## Exercise instructions:
Report every line from the material that contains the word "Επιθυμιών".

## Record set:

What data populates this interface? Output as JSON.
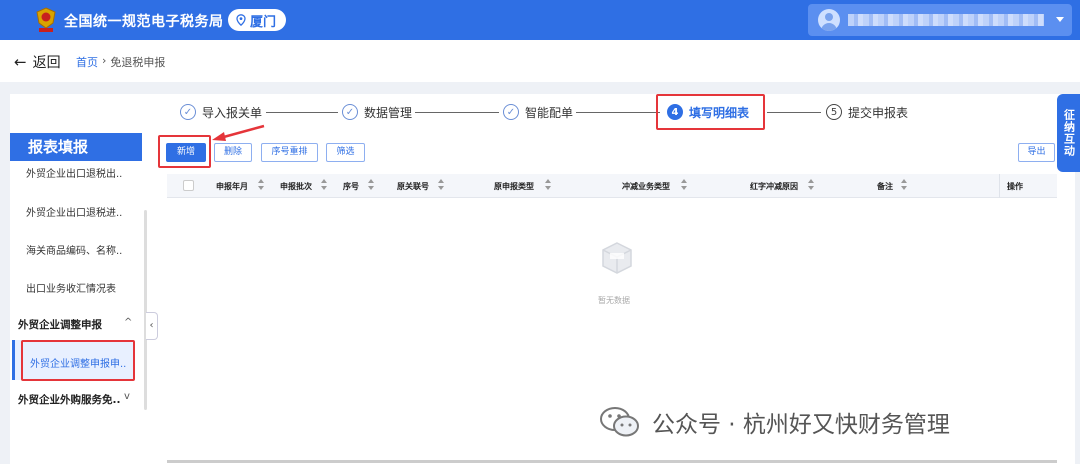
{
  "header": {
    "site_title": "全国统一规范电子税务局",
    "city": "厦门",
    "logo_icon": "tax-emblem-icon",
    "location_icon": "location-pin-icon",
    "user_icon": "user-avatar-icon",
    "caret_icon": "chevron-down-icon"
  },
  "breadcrumb": {
    "back_label": "返回",
    "home": "首页",
    "separator": "›",
    "current": "免退税申报"
  },
  "steps": [
    {
      "index": "✓",
      "label": "导入报关单",
      "status": "done"
    },
    {
      "index": "✓",
      "label": "数据管理",
      "status": "done"
    },
    {
      "index": "✓",
      "label": "智能配单",
      "status": "done"
    },
    {
      "index": "4",
      "label": "填写明细表",
      "status": "active"
    },
    {
      "index": "5",
      "label": "提交申报表",
      "status": "todo"
    }
  ],
  "sidebar": {
    "title": "报表填报",
    "items": [
      "外贸企业出口退税出..",
      "外贸企业出口退税进..",
      "海关商品编码、名称..",
      "出口业务收汇情况表"
    ],
    "group1": "外贸企业调整申报",
    "group1_caret": "^",
    "active_item": "外贸企业调整申报申..",
    "group2": "外贸企业外购服务免..",
    "group2_caret": "v",
    "collapse": "‹"
  },
  "toolbar": {
    "add": "新增",
    "delete": "删除",
    "reorder": "序号重排",
    "filter": "筛选",
    "export": "导出"
  },
  "table": {
    "columns": [
      "申报年月",
      "申报批次",
      "序号",
      "原关联号",
      "原申报类型",
      "冲减业务类型",
      "红字冲减原因",
      "备注",
      "操作"
    ],
    "empty_text": "暂无数据"
  },
  "float_tab": "征纳互动",
  "watermark": "公众号 · 杭州好又快财务管理",
  "colors": {
    "brand": "#2f6fe4",
    "highlight": "#e5353a"
  }
}
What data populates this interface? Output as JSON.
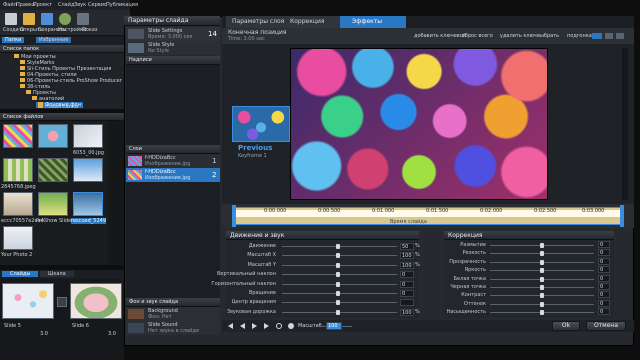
{
  "window": {
    "title": "Параметры слайда"
  },
  "menu": [
    "Файл",
    "Правка",
    "Проект",
    "Слайд",
    "Звук",
    "Сервис",
    "Публикация"
  ],
  "toolbar": [
    "Создать",
    "Открыть",
    "Сохранить",
    "Настройки",
    "Показ"
  ],
  "folders_tabs": [
    "Папки",
    "Избранные"
  ],
  "folders_header": "Список папок",
  "folder_items": [
    "Мои проекты",
    "StyleMarks",
    "Sli-Стиль Проекты Презентация",
    "04-Проекты, стили",
    "06-Проекты-стиль ProShow Producer",
    "38-стиль",
    "Проекты",
    "анатолий",
    "Фоновые фон",
    "Новая папка"
  ],
  "files_header": "Список файлов",
  "file_names": [
    "",
    "",
    "6053_00.jpg",
    "2845768.jpeg",
    "",
    "",
    "eccc70557e2ea4",
    "ProShow Slide",
    "rescued_5249",
    "Your Photo 2",
    "",
    ""
  ],
  "slide_settings": {
    "slide_name": "Slide Settings",
    "slide_sub": "Время: 3.000 сек",
    "slide_style": "Slide Style",
    "slide_style_sub": "No Style",
    "badge": "14",
    "captions_header": "Надписи",
    "layers_header": "Слои",
    "layers": [
      {
        "name": "f-HDDizaBcc",
        "sub": "Изображение.jpg",
        "num": "1"
      },
      {
        "name": "f-HDDizaBcc",
        "sub": "Изображение.jpg",
        "num": "2"
      }
    ],
    "bg_header": "Фон и звук слайда",
    "bg_label": "Background",
    "bg_sub": "Фон: Нет",
    "sound_label": "Slide Sound",
    "sound_sub": "Нет звука в слайде"
  },
  "tabs": [
    "Параметры слоя",
    "Коррекция",
    "Эффекты"
  ],
  "keyframe": {
    "title": "Конечная позиция",
    "time": "Time: 3.00 sec",
    "previous": "Previous",
    "keyframe_label": "Keyframe 1",
    "btns": [
      "добавить ключевой",
      "сброс всего",
      "удалить ключ",
      "выбрать",
      "подгонка"
    ]
  },
  "timeline": {
    "ticks": [
      "0:00.000",
      "0:00.500",
      "0:01.000",
      "0:01.500",
      "0:02.000",
      "0:02.500",
      "0:03.000"
    ],
    "label": "Время слайда"
  },
  "motion": {
    "header": "Движение и звук",
    "rows": [
      {
        "label": "Движение",
        "v1": "0",
        "v2": "",
        "label2": "Кривая",
        "v3": "50",
        "unit": "%"
      },
      {
        "label": "Масштаб X",
        "v1": "",
        "v2": "",
        "v3": "100",
        "unit": "%"
      },
      {
        "label": "Масштаб Y",
        "v1": "",
        "v2": "",
        "v3": "100",
        "unit": "%"
      },
      {
        "label": "Вертикальный наклон",
        "v1": "",
        "v2": "",
        "v3": "0",
        "unit": ""
      },
      {
        "label": "Горизонтальный наклон",
        "v1": "",
        "v2": "",
        "v3": "0",
        "unit": ""
      },
      {
        "label": "Вращение",
        "v1": "",
        "v2": "",
        "v3": "0",
        "unit": ""
      },
      {
        "label": "Центр вращения",
        "v1": "0",
        "v2": "0",
        "v3": "",
        "unit": ""
      },
      {
        "label": "Звуковая дорожка",
        "v1": "",
        "v2": "",
        "v3": "100",
        "unit": "%"
      }
    ]
  },
  "correction": {
    "header": "Коррекция",
    "rows": [
      {
        "label": "Размытие",
        "val": "0"
      },
      {
        "label": "Резкость",
        "val": "0"
      },
      {
        "label": "Прозрачность",
        "val": "0"
      },
      {
        "label": "Яркость",
        "val": "0"
      },
      {
        "label": "Белая точка",
        "val": "0"
      },
      {
        "label": "Черная точка",
        "val": "0"
      },
      {
        "label": "Контраст",
        "val": "0"
      },
      {
        "label": "Оттенок",
        "val": "0"
      },
      {
        "label": "Насыщенность",
        "val": "0"
      }
    ],
    "color_label": "Цвет",
    "color2_label": "Цвет"
  },
  "transport": {
    "zoom_label": "Масштаб",
    "zoom_value": "100"
  },
  "footer_buttons": [
    "Ok",
    "Отмена"
  ],
  "bottom_tabs": [
    "Слайды",
    "Шкала"
  ],
  "slides": [
    {
      "label": "Slide 5",
      "dur": "3.0",
      "bg": "#dfe6ee"
    },
    {
      "label": "Slide 6",
      "dur": "3.0",
      "bg": "#e6dedb"
    }
  ],
  "palette": {
    "accent": "#2a77c4",
    "dark": "#1c1f23"
  }
}
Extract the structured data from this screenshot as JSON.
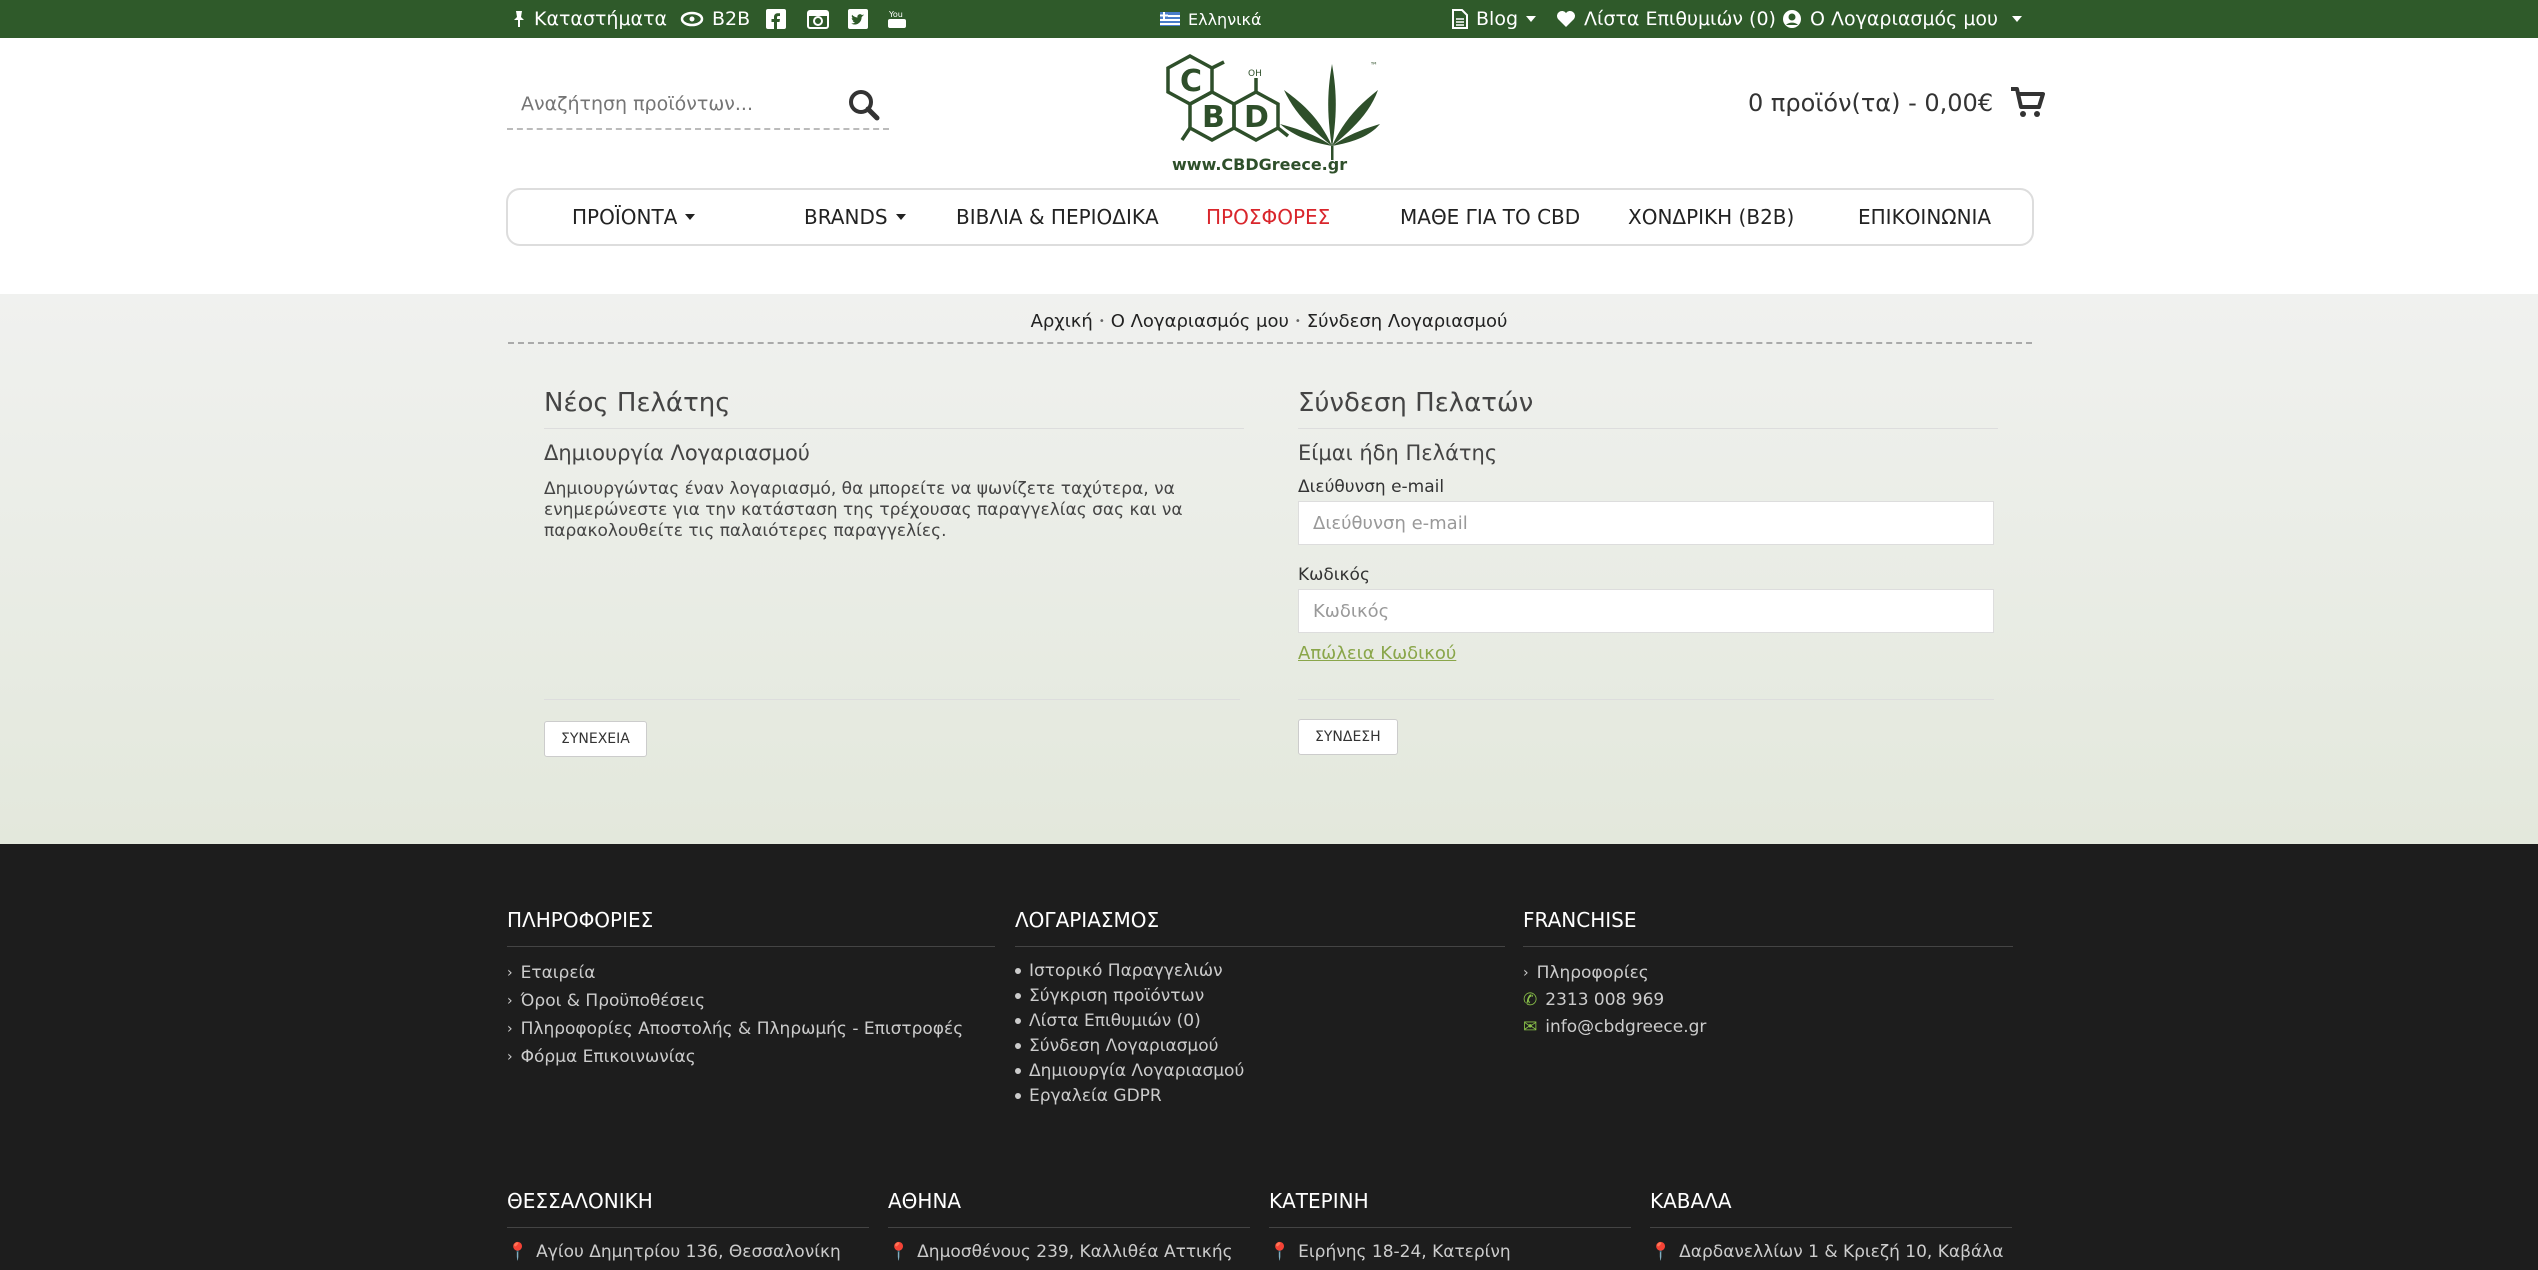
{
  "topbar": {
    "stores": "Καταστήματα",
    "b2b": "B2B",
    "language": "Ελληνικά",
    "blog": "Blog",
    "wishlist": "Λίστα Επιθυμιών (0)",
    "account": "Ο Λογαριασμός μου"
  },
  "header": {
    "search_placeholder": "Αναζήτηση προϊόντων...",
    "logo_text": "www.CBDGreece.gr",
    "cart": "0 προϊόν(τα) - 0,00€"
  },
  "nav": {
    "items": [
      {
        "label": "ΠΡΟΪΟΝΤΑ"
      },
      {
        "label": "BRANDS"
      },
      {
        "label": "ΒΙΒΛΙΑ & ΠΕΡΙΟΔΙΚΑ"
      },
      {
        "label": "ΠΡΟΣΦΟΡΕΣ"
      },
      {
        "label": "ΜΑΘΕ ΓΙΑ ΤΟ CBD"
      },
      {
        "label": "ΧΟΝΔΡΙΚΗ (B2B)"
      },
      {
        "label": "ΕΠΙΚΟΙΝΩΝΙΑ"
      }
    ]
  },
  "breadcrumb": [
    "Αρχική",
    "Ο Λογαριασμός μου",
    "Σύνδεση Λογαριασμού"
  ],
  "new_customer": {
    "title": "Νέος Πελάτης",
    "subtitle": "Δημιουργία Λογαριασμού",
    "text": "Δημιουργώντας έναν λογαριασμό, θα μπορείτε να ψωνίζετε ταχύτερα, να ενημερώνεστε για την κατάσταση της τρέχουσας παραγγελίας σας και να παρακολουθείτε τις παλαιότερες παραγγελίες.",
    "button": "ΣΥΝΕΧΕΙΑ"
  },
  "login": {
    "title": "Σύνδεση Πελατών",
    "subtitle": "Είμαι ήδη Πελάτης",
    "email_label": "Διεύθυνση e-mail",
    "email_placeholder": "Διεύθυνση e-mail",
    "password_label": "Κωδικός",
    "password_placeholder": "Κωδικός",
    "forgot": "Απώλεια Κωδικού",
    "button": "ΣΥΝΔΕΣΗ"
  },
  "footer": {
    "info": {
      "title": "ΠΛΗΡΟΦΟΡΙΕΣ",
      "links": [
        "Εταιρεία",
        "Όροι & Προϋποθέσεις",
        "Πληροφορίες Αποστολής & Πληρωμής - Επιστροφές",
        "Φόρμα Επικοινωνίας"
      ]
    },
    "account": {
      "title": "ΛΟΓΑΡΙΑΣΜΟΣ",
      "links": [
        "Ιστορικό Παραγγελιών",
        "Σύγκριση προϊόντων",
        "Λίστα Επιθυμιών (0)",
        "Σύνδεση Λογαριασμού",
        "Δημιουργία Λογαριασμού",
        "Εργαλεία GDPR"
      ]
    },
    "franchise": {
      "title": "FRANCHISE",
      "info": "Πληροφορίες",
      "phone": "2313 008 969",
      "email": "info@cbdgreece.gr"
    },
    "stores": [
      {
        "city": "ΘΕΣΣΑΛΟΝΙΚΗ",
        "address": "Αγίου Δημητρίου 136, Θεσσαλονίκη"
      },
      {
        "city": "ΑΘΗΝΑ",
        "address": "Δημοσθένους 239, Καλλιθέα Αττικής"
      },
      {
        "city": "ΚΑΤΕΡΙΝΗ",
        "address": "Ειρήνης 18-24, Κατερίνη"
      },
      {
        "city": "ΚΑΒΑΛΑ",
        "address": "Δαρδανελλίων 1 & Κριεζή 10, Καβάλα"
      }
    ]
  },
  "colors": {
    "topbar": "#2f5a2a",
    "accent_red": "#d9262c",
    "link_green": "#8aa64a",
    "footer_bg": "#1d1d1d"
  }
}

## Complete response:
    "wishlist": "Λίστα Επιθυμιών (0)",
        "Λίστα Επιθυμιών (0)",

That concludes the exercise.